* **Problem to work on**: How many lines hold the string "content"? Give only the number.

━━━━━━━━━━━━━━━━

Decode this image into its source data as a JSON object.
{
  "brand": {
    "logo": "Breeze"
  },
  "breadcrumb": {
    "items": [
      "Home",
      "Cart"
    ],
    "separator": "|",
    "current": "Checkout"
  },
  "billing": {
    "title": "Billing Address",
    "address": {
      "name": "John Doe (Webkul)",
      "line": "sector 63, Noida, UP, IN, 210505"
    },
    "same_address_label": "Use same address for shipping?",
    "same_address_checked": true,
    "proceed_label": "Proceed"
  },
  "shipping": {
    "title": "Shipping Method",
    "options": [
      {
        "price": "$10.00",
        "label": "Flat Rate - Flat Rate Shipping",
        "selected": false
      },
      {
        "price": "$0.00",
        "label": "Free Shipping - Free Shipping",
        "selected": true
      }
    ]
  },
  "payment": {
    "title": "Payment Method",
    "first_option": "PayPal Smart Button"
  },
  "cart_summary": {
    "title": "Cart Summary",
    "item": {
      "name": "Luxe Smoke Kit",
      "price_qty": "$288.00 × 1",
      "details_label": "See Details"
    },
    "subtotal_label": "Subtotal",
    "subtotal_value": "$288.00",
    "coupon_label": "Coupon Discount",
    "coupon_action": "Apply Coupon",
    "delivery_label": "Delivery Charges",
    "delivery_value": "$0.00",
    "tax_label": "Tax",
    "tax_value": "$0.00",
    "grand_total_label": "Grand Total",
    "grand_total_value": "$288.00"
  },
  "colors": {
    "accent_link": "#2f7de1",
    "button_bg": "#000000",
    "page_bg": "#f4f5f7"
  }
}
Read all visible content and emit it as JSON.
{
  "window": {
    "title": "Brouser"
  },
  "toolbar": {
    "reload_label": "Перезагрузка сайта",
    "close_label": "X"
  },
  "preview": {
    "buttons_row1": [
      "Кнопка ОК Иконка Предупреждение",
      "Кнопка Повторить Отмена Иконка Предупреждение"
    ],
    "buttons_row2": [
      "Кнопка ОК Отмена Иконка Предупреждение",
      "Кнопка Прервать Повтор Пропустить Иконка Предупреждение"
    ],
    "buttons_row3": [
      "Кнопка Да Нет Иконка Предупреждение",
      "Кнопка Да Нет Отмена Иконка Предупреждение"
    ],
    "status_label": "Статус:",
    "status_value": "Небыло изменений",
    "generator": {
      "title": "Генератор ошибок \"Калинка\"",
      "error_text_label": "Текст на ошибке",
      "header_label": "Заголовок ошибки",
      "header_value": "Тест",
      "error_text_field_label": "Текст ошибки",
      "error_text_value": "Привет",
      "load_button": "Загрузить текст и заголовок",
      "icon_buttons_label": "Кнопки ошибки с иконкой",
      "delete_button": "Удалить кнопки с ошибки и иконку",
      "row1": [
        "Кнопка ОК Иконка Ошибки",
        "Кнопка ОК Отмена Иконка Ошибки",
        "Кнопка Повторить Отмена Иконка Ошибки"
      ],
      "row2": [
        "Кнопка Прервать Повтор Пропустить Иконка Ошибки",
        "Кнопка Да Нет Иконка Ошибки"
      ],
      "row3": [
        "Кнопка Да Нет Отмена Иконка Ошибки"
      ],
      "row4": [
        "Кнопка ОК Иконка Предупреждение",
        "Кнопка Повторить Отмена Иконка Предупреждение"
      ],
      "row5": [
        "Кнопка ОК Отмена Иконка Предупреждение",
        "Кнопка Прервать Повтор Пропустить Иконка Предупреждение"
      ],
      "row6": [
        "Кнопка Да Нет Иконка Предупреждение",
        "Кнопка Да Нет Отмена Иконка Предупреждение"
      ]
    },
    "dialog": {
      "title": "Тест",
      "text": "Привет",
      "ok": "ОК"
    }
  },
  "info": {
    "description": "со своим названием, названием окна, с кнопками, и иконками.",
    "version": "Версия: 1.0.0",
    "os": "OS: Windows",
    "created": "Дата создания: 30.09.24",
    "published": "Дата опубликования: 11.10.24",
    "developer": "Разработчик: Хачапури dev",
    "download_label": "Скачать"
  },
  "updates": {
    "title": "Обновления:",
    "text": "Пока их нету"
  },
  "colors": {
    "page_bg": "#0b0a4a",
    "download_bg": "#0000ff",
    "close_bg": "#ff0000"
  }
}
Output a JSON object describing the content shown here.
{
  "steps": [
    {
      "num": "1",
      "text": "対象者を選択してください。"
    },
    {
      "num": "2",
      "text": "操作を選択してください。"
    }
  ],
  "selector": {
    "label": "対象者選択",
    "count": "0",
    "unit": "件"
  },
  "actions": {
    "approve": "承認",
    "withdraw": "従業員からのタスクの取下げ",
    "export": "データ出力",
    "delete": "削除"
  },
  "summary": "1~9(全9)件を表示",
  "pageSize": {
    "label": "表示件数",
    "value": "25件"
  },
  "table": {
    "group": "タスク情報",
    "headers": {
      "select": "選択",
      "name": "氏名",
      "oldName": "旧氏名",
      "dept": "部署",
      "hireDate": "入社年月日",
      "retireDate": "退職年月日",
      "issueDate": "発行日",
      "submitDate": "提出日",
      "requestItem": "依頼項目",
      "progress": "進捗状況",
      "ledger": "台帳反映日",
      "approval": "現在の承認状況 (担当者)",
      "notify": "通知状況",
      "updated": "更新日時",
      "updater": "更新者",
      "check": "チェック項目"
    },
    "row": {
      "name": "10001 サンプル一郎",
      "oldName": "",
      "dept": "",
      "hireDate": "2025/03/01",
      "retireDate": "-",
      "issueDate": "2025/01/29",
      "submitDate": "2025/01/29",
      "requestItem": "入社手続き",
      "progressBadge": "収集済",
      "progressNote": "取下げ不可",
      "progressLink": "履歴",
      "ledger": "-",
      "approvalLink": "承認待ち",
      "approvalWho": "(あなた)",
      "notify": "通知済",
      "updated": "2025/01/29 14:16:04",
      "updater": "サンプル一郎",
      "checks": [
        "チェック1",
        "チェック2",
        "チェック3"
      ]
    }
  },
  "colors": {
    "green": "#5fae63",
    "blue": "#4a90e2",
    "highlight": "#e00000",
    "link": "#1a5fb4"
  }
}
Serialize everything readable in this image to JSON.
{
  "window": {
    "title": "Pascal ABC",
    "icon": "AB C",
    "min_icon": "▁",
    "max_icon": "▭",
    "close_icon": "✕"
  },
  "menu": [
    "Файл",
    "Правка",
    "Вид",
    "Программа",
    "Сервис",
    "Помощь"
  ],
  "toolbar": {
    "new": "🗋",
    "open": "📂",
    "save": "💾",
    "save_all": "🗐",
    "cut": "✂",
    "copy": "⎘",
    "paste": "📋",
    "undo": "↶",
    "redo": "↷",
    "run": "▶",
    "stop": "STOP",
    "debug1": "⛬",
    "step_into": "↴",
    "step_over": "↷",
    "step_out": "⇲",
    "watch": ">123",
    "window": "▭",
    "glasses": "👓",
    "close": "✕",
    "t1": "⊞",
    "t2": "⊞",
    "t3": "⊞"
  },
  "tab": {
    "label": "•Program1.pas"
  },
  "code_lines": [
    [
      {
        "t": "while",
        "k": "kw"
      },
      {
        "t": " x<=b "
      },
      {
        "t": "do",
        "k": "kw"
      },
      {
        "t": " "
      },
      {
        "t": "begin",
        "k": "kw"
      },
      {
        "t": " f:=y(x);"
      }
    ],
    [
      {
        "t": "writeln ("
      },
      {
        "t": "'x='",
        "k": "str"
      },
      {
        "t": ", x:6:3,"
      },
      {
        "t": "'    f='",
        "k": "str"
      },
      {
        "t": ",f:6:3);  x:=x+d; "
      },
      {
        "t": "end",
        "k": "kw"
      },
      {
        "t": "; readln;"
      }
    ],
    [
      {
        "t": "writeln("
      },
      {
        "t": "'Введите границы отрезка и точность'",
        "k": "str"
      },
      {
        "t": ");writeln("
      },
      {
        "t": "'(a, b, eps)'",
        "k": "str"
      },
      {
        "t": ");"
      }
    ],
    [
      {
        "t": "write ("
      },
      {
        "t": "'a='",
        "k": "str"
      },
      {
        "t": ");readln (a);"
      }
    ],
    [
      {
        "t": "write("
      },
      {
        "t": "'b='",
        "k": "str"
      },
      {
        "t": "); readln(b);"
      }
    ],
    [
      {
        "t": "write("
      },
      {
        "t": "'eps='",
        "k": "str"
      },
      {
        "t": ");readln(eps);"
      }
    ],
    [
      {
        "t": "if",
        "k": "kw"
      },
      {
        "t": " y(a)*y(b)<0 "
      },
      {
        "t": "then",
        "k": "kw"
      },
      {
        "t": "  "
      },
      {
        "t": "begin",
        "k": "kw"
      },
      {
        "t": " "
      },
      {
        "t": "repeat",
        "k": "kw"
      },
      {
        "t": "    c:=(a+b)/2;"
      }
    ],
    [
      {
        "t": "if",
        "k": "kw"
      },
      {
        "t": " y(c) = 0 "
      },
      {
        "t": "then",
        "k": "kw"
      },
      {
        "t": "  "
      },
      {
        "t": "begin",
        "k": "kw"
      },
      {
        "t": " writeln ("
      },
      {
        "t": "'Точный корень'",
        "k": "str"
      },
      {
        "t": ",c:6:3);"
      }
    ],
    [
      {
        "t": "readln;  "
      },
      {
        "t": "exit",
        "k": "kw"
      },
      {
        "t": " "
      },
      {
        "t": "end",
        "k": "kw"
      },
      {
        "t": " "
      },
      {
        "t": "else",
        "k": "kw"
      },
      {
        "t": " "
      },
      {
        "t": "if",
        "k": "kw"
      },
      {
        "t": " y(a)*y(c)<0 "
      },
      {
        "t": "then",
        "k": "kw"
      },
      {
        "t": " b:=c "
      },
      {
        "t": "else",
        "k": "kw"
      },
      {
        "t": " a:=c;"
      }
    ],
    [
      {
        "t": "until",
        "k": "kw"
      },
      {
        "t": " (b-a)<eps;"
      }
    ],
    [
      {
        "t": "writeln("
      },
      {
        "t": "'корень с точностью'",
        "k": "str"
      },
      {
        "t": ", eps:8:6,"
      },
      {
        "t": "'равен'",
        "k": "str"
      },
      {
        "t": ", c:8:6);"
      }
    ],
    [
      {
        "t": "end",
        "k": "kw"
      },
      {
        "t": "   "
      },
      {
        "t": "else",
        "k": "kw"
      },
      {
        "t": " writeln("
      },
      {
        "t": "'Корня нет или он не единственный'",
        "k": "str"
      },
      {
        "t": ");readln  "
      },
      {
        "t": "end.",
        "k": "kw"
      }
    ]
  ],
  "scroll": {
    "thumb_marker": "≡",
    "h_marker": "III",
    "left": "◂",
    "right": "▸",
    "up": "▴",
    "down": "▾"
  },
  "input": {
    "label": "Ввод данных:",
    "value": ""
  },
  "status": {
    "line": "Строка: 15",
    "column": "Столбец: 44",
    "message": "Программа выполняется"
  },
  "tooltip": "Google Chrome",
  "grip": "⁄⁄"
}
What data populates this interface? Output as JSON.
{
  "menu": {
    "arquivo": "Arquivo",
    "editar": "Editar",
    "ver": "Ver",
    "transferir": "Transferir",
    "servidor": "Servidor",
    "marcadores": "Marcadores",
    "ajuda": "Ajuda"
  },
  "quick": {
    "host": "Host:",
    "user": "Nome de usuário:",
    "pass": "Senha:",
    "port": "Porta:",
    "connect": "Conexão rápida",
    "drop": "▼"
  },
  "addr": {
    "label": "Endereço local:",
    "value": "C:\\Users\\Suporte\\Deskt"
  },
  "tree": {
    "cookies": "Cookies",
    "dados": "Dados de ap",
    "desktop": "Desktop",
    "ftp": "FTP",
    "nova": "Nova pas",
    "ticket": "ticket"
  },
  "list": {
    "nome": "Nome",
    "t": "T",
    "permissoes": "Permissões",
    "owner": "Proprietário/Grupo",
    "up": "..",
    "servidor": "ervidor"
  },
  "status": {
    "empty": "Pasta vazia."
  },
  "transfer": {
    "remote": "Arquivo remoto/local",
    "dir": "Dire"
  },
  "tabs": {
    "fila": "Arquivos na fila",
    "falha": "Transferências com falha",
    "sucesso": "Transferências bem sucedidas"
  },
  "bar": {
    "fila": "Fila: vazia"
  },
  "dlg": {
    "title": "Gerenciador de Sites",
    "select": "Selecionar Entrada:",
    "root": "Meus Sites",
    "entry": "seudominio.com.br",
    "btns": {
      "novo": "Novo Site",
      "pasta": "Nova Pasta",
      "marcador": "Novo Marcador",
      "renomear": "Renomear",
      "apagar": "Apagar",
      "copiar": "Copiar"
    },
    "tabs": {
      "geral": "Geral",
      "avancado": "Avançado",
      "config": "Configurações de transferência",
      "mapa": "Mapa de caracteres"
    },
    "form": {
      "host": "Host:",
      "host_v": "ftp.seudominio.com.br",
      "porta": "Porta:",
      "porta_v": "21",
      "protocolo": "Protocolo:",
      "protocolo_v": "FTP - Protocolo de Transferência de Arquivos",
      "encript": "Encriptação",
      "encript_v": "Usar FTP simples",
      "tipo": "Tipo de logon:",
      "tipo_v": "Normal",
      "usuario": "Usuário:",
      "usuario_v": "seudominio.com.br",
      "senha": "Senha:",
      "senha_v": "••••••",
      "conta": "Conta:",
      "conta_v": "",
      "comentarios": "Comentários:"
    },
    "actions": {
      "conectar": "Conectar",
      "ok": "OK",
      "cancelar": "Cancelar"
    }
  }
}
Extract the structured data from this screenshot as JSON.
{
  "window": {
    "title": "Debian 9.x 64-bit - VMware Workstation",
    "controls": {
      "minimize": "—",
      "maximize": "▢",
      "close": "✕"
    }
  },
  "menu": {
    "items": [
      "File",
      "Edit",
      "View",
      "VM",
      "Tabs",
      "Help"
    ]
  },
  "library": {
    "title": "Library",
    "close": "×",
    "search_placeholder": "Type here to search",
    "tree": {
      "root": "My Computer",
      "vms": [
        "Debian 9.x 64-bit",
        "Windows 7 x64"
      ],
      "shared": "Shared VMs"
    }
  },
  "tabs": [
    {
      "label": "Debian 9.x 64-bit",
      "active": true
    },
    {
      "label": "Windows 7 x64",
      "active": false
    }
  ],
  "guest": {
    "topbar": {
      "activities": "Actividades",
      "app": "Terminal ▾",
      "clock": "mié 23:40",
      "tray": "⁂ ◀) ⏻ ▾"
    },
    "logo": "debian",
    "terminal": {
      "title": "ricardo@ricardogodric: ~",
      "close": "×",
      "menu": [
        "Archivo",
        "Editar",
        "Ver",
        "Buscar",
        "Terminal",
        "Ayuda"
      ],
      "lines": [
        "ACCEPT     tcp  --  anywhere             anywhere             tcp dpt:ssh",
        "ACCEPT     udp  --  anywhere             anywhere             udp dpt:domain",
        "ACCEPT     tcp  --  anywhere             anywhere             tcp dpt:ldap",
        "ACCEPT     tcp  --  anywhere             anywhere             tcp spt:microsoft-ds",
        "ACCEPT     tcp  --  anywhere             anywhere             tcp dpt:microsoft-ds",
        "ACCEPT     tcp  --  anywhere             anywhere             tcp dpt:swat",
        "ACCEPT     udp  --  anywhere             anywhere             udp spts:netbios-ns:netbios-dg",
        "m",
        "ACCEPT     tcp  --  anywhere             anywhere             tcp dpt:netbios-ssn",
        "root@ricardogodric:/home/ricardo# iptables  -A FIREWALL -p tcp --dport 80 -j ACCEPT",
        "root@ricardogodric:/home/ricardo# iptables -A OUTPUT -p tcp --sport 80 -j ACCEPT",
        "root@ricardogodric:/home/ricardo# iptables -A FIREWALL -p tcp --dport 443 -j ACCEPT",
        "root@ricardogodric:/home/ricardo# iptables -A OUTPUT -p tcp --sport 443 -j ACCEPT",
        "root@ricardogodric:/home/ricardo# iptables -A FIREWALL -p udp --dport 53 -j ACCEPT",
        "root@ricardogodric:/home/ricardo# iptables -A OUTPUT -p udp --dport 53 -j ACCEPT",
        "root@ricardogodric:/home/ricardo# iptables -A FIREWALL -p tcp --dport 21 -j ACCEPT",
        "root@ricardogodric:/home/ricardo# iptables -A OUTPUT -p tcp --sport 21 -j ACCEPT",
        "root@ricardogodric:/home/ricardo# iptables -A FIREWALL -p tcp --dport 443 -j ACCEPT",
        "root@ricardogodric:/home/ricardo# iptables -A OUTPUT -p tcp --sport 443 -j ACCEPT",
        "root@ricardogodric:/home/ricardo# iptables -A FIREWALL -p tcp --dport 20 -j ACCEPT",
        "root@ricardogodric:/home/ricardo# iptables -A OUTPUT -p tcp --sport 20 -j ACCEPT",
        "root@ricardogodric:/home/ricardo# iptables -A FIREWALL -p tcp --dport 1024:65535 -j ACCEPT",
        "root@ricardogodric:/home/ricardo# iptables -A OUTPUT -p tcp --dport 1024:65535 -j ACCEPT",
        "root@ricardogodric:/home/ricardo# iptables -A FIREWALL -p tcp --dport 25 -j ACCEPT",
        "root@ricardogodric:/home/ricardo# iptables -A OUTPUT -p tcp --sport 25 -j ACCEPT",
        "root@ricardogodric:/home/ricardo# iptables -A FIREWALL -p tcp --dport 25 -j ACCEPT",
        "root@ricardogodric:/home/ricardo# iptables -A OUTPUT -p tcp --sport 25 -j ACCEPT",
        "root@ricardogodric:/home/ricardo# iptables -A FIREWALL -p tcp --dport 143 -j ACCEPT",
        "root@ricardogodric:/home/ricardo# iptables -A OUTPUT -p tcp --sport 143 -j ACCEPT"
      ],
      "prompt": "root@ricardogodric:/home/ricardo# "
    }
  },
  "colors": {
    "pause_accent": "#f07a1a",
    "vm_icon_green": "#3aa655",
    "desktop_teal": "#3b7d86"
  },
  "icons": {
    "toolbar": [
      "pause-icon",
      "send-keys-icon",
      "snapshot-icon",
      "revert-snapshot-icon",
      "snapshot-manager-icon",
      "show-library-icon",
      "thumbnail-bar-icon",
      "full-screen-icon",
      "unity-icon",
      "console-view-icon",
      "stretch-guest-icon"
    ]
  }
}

━━━━━━━━━━━━━━━━

* **Correct result**: 2